=== STATED GOAL ===
Output every line of the data exactly as it appears.

=== INPUT ROWS ===
* Begin *

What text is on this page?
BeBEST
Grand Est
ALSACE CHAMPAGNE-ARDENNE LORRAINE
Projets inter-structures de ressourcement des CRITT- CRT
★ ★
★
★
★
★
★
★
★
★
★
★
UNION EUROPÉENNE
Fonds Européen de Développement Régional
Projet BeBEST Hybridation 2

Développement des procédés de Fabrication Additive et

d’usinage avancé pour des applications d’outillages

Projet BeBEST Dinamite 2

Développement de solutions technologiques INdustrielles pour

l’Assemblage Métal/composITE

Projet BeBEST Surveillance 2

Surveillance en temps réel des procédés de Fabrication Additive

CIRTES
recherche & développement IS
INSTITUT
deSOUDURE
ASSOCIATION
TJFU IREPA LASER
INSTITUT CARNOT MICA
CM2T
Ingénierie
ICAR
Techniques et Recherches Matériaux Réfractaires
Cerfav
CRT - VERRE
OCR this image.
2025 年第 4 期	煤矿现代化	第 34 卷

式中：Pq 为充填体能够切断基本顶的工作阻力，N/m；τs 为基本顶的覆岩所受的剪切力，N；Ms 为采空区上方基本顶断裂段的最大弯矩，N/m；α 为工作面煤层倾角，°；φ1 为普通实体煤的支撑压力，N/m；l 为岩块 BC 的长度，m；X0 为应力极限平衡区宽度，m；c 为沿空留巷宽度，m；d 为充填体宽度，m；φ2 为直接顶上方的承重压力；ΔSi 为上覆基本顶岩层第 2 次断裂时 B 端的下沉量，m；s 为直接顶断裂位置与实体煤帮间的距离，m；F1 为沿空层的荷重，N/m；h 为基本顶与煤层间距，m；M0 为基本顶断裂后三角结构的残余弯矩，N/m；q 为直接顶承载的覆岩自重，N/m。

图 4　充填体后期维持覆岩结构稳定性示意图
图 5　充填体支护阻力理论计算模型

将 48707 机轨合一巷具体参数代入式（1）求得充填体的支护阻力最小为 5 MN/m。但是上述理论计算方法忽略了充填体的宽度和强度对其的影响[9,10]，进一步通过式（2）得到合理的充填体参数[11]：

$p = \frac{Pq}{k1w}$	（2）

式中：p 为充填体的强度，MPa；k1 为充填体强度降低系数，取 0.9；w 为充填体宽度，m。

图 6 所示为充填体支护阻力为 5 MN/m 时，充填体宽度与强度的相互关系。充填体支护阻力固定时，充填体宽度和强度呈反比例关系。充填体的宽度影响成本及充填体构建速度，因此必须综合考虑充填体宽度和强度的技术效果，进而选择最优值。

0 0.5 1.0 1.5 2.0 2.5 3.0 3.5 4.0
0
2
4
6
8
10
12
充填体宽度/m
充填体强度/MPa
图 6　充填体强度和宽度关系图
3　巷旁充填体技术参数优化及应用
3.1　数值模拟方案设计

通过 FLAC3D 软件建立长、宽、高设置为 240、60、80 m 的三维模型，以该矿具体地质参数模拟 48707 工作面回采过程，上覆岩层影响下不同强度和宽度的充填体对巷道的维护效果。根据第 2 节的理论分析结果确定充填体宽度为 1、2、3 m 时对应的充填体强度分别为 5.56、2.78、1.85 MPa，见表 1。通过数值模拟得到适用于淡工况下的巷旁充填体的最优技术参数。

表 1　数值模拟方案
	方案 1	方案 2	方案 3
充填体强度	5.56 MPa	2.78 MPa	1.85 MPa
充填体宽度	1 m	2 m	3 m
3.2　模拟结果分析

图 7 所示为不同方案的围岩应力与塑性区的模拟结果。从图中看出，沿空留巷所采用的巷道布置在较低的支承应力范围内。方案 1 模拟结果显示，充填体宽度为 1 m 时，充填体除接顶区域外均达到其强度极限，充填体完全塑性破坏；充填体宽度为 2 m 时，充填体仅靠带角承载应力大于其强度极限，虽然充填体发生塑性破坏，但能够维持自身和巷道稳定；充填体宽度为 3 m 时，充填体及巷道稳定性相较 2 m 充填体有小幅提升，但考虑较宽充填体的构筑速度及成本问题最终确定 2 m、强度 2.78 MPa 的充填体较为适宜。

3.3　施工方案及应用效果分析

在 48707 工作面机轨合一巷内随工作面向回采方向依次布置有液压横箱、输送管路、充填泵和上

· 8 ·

* End *

=== EXERCISE OUTPUT ===
What text is on this page?
BeBEST
Grand Est
ALSACE CHAMPAGNE-ARDENNE LORRAINE
Projets inter-structures de ressourcement des CRITT- CRT
★ ★
★
★
★
★
★
★
★
★
★
★
UNION EUROPÉENNE
Fonds Européen de Développement Régional
Projet BeBEST Hybridation 2

Développement des procédés de Fabrication Additive et

d’usinage avancé pour des applications d’outillages

Projet BeBEST Dinamite 2

Développement de solutions technologiques INdustrielles pour

l’Assemblage Métal/composITE

Projet BeBEST Surveillance 2

Surveillance en temps réel des procédés de Fabrication Additive

CIRTES
recherche & développement IS
INSTITUT
deSOUDURE
ASSOCIATION
TJFU IREPA LASER
INSTITUT CARNOT MICA
CM2T
Ingénierie
ICAR
Techniques et Recherches Matériaux Réfractaires
Cerfav
CRT - VERRE
OCR this image.
2025 年第 4 期	煤矿现代化	第 34 卷

式中：Pq 为充填体能够切断基本顶的工作阻力，N/m；τs 为基本顶的覆岩所受的剪切力，N；Ms 为采空区上方基本顶断裂段的最大弯矩，N/m；α 为工作面煤层倾角，°；φ1 为普通实体煤的支撑压力，N/m；l 为岩块 BC 的长度，m；X0 为应力极限平衡区宽度，m；c 为沿空留巷宽度，m；d 为充填体宽度，m；φ2 为直接顶上方的承重压力；ΔSi 为上覆基本顶岩层第 2 次断裂时 B 端的下沉量，m；s 为直接顶断裂位置与实体煤帮间的距离，m；F1 为沿空层的荷重，N/m；h 为基本顶与煤层间距，m；M0 为基本顶断裂后三角结构的残余弯矩，N/m；q 为直接顶承载的覆岩自重，N/m。

图 4　充填体后期维持覆岩结构稳定性示意图
图 5　充填体支护阻力理论计算模型

将 48707 机轨合一巷具体参数代入式（1）求得充填体的支护阻力最小为 5 MN/m。但是上述理论计算方法忽略了充填体的宽度和强度对其的影响[9,10]，进一步通过式（2）得到合理的充填体参数[11]：

$p = \frac{Pq}{k1w}$	（2）

式中：p 为充填体的强度，MPa；k1 为充填体强度降低系数，取 0.9；w 为充填体宽度，m。

图 6 所示为充填体支护阻力为 5 MN/m 时，充填体宽度与强度的相互关系。充填体支护阻力固定时，充填体宽度和强度呈反比例关系。充填体的宽度影响成本及充填体构建速度，因此必须综合考虑充填体宽度和强度的技术效果，进而选择最优值。

0 0.5 1.0 1.5 2.0 2.5 3.0 3.5 4.0
0
2
4
6
8
10
12
充填体宽度/m
充填体强度/MPa
图 6　充填体强度和宽度关系图
3　巷旁充填体技术参数优化及应用
3.1　数值模拟方案设计

通过 FLAC3D 软件建立长、宽、高设置为 240、60、80 m 的三维模型，以该矿具体地质参数模拟 48707 工作面回采过程，上覆岩层影响下不同强度和宽度的充填体对巷道的维护效果。根据第 2 节的理论分析结果确定充填体宽度为 1、2、3 m 时对应的充填体强度分别为 5.56、2.78、1.85 MPa，见表 1。通过数值模拟得到适用于淡工况下的巷旁充填体的最优技术参数。

表 1　数值模拟方案
	方案 1	方案 2	方案 3
充填体强度	5.56 MPa	2.78 MPa	1.85 MPa
充填体宽度	1 m	2 m	3 m
3.2　模拟结果分析

图 7 所示为不同方案的围岩应力与塑性区的模拟结果。从图中看出，沿空留巷所采用的巷道布置在较低的支承应力范围内。方案 1 模拟结果显示，充填体宽度为 1 m 时，充填体除接顶区域外均达到其强度极限，充填体完全塑性破坏；充填体宽度为 2 m 时，充填体仅靠带角承载应力大于其强度极限，虽然充填体发生塑性破坏，但能够维持自身和巷道稳定；充填体宽度为 3 m 时，充填体及巷道稳定性相较 2 m 充填体有小幅提升，但考虑较宽充填体的构筑速度及成本问题最终确定 2 m、强度 2.78 MPa 的充填体较为适宜。

3.3　施工方案及应用效果分析

在 48707 工作面机轨合一巷内随工作面向回采方向依次布置有液压横箱、输送管路、充填泵和上

· 8 ·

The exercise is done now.